Task requirements: Determine how many lines of the material below contain the string "зародыш", with uppercase and lowercase letters treated as distinct. Reply with the number alone.

--- START Information supplied ---

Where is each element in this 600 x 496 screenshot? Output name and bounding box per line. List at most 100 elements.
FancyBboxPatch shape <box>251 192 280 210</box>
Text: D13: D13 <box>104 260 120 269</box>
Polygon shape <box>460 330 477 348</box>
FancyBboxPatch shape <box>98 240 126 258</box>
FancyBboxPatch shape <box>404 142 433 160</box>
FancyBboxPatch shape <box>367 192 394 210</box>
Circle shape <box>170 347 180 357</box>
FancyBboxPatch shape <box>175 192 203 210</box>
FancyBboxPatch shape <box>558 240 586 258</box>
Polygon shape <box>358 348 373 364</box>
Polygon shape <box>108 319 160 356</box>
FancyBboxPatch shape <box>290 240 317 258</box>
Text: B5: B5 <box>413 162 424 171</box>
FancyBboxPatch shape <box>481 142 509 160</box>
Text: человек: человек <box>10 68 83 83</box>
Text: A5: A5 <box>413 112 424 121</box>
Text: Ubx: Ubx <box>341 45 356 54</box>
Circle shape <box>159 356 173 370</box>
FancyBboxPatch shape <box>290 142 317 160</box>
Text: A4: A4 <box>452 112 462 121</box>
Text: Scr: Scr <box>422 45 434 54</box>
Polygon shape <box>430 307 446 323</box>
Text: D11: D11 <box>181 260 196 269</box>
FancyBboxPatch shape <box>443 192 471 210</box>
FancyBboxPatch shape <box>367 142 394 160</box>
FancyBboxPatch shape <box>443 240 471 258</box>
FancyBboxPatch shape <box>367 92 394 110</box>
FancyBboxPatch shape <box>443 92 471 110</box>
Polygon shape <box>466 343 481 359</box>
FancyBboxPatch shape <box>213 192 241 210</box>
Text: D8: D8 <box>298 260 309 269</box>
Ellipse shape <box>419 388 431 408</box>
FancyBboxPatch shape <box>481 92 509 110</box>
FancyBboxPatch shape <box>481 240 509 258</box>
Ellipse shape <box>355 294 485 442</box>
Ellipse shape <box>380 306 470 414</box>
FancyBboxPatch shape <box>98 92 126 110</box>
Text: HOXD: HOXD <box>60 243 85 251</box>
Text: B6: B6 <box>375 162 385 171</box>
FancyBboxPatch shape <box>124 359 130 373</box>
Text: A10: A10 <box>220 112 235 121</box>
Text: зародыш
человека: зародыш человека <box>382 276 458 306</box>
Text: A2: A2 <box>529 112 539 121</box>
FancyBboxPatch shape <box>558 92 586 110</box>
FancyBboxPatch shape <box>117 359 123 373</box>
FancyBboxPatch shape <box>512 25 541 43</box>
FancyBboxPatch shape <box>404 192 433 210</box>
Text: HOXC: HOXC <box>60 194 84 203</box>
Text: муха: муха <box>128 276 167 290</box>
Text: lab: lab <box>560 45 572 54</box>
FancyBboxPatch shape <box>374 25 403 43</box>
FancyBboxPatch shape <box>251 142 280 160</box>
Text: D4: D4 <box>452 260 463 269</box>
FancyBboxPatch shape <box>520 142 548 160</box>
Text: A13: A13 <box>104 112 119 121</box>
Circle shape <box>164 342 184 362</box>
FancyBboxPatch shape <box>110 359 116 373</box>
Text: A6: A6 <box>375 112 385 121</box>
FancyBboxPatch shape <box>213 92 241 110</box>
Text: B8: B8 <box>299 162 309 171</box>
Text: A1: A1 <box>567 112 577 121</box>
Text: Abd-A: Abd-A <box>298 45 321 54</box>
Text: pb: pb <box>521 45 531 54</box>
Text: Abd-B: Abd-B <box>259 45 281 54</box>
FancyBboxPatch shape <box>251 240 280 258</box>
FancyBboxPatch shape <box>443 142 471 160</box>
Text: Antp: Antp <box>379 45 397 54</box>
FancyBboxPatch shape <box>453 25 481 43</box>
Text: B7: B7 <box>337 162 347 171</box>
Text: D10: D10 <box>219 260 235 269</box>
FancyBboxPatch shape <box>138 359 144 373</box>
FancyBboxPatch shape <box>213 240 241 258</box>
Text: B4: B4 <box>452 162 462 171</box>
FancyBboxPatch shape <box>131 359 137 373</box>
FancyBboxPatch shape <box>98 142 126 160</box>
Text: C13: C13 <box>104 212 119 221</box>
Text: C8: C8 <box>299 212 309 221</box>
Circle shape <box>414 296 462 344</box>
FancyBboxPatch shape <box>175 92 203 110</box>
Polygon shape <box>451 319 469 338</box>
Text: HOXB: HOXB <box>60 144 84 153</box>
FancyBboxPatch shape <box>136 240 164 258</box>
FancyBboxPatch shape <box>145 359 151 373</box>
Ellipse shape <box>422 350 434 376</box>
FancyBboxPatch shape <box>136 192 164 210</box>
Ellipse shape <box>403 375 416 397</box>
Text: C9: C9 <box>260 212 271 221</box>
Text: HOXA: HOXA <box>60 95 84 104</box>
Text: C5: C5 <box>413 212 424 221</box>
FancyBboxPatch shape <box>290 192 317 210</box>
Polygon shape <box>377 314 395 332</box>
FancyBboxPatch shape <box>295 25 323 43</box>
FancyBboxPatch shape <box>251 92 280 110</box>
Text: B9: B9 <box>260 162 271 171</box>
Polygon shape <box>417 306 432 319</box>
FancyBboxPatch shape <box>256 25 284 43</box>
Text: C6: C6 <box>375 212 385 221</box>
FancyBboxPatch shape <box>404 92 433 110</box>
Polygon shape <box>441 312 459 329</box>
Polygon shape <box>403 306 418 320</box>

--- END Information supplied ---

Output of the task: 2